* TASK STATEMENT: Show every line in the entries below where the word "Approval" appears.

**** RECORDS TO USE

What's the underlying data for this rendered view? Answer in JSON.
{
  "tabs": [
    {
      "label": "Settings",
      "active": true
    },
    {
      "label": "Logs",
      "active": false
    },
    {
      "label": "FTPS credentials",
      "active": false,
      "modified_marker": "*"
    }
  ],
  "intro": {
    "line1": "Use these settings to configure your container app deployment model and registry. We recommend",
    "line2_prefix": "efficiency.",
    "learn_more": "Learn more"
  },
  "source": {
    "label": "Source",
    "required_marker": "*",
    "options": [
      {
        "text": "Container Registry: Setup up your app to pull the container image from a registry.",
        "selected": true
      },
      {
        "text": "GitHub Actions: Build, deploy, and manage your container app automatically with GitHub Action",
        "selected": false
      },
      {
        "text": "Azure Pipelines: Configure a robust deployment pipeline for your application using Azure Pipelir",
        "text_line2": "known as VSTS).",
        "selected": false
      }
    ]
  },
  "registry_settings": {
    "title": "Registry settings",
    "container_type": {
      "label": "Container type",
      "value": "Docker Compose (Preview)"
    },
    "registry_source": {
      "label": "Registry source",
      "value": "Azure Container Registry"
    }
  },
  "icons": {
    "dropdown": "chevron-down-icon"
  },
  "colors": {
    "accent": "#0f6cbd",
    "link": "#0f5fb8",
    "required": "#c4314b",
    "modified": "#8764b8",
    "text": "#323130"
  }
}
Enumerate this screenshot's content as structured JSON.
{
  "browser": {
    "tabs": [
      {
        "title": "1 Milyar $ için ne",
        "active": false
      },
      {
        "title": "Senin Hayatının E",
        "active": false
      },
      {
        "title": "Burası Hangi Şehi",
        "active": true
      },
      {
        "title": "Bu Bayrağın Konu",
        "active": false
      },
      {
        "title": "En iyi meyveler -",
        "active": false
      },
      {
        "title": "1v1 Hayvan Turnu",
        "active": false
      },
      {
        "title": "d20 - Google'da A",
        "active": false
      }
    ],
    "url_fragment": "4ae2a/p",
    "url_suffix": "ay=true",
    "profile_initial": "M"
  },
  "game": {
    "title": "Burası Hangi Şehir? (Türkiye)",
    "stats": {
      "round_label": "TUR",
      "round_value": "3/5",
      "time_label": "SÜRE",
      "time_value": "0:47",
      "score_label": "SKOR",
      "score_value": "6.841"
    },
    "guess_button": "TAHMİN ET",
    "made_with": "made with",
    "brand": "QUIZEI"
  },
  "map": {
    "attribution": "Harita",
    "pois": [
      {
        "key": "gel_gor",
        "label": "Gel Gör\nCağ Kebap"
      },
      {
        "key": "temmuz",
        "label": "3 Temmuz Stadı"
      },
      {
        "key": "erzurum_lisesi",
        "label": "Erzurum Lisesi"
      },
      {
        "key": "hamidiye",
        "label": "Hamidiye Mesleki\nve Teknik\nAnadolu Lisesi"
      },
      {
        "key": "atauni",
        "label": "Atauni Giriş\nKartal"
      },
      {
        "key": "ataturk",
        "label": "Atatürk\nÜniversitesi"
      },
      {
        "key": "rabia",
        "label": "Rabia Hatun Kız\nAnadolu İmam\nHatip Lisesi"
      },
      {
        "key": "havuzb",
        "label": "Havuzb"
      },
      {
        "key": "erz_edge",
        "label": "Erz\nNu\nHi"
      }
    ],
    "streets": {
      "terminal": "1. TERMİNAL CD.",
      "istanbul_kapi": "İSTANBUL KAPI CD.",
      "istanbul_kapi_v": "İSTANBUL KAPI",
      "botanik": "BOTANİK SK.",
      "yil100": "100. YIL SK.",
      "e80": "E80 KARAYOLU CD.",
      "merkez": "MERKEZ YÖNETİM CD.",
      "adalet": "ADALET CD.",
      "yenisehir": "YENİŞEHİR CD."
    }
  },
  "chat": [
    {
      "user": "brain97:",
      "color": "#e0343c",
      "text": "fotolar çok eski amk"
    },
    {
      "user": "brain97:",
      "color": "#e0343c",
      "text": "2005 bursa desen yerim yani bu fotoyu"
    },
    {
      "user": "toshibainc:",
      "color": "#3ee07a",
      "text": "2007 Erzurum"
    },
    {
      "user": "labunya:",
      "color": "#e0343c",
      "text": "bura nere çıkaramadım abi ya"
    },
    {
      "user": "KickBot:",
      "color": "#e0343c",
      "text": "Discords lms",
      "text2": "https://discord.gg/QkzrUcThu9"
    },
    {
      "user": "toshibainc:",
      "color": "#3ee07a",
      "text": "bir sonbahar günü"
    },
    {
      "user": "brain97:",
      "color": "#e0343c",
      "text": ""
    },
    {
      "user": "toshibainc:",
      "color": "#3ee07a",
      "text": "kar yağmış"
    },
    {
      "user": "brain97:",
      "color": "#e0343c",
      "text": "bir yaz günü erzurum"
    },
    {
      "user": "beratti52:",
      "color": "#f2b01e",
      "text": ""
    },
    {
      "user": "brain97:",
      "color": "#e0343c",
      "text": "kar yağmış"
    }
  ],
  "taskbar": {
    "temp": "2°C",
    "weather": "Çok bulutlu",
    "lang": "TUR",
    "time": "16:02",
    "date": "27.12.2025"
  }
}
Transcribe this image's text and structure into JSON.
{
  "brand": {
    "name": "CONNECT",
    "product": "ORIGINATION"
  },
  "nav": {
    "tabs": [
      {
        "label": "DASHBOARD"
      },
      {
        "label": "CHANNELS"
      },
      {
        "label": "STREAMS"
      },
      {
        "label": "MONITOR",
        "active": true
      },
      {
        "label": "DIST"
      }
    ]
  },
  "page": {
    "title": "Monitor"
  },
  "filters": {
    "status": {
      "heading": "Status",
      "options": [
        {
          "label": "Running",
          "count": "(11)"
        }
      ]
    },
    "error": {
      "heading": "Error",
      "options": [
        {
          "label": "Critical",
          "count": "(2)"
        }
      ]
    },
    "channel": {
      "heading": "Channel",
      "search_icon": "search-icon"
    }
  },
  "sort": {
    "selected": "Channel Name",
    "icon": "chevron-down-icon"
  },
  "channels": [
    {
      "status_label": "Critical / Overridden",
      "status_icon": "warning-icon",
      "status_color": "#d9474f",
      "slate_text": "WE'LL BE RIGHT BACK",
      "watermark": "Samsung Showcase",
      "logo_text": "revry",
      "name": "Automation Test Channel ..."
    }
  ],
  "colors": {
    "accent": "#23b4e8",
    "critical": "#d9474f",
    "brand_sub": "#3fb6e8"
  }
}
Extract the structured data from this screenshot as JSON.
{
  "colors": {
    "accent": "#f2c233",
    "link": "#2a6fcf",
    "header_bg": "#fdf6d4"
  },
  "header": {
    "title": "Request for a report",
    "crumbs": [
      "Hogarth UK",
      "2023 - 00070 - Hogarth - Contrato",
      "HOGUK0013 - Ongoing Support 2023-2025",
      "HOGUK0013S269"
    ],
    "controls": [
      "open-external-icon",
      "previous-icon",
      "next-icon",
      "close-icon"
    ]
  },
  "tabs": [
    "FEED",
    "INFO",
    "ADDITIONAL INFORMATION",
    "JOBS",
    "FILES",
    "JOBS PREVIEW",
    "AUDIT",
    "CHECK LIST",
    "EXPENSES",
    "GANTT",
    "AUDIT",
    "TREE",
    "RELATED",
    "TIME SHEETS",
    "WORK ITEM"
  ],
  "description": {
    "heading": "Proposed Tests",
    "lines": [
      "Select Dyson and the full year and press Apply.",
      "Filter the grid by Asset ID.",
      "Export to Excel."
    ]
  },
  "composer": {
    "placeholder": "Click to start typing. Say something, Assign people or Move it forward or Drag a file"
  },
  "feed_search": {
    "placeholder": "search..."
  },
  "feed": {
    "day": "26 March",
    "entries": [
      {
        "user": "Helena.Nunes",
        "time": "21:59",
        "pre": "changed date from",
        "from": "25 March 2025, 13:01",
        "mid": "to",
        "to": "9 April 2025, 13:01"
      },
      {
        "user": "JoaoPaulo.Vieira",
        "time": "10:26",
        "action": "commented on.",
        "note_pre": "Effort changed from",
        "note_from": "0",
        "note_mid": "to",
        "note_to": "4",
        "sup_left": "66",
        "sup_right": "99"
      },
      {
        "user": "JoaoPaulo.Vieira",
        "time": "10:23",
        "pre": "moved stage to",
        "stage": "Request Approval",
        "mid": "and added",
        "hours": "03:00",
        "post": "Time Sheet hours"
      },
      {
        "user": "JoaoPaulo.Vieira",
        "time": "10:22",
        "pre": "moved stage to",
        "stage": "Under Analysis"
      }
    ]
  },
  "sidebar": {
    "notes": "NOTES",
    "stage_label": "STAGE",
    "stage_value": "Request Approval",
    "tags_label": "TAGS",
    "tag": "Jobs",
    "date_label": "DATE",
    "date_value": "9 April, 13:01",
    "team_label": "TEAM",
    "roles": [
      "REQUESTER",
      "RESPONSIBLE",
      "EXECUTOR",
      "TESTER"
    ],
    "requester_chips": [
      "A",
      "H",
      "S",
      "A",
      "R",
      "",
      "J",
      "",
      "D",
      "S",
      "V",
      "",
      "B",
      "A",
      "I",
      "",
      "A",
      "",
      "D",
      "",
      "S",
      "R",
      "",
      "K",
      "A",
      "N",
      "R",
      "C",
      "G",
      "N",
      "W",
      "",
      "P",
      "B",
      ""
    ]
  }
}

********

* SOLVED PROBLEM:
        "stage": "Request Approval",
    "stage_value": "Request Approval",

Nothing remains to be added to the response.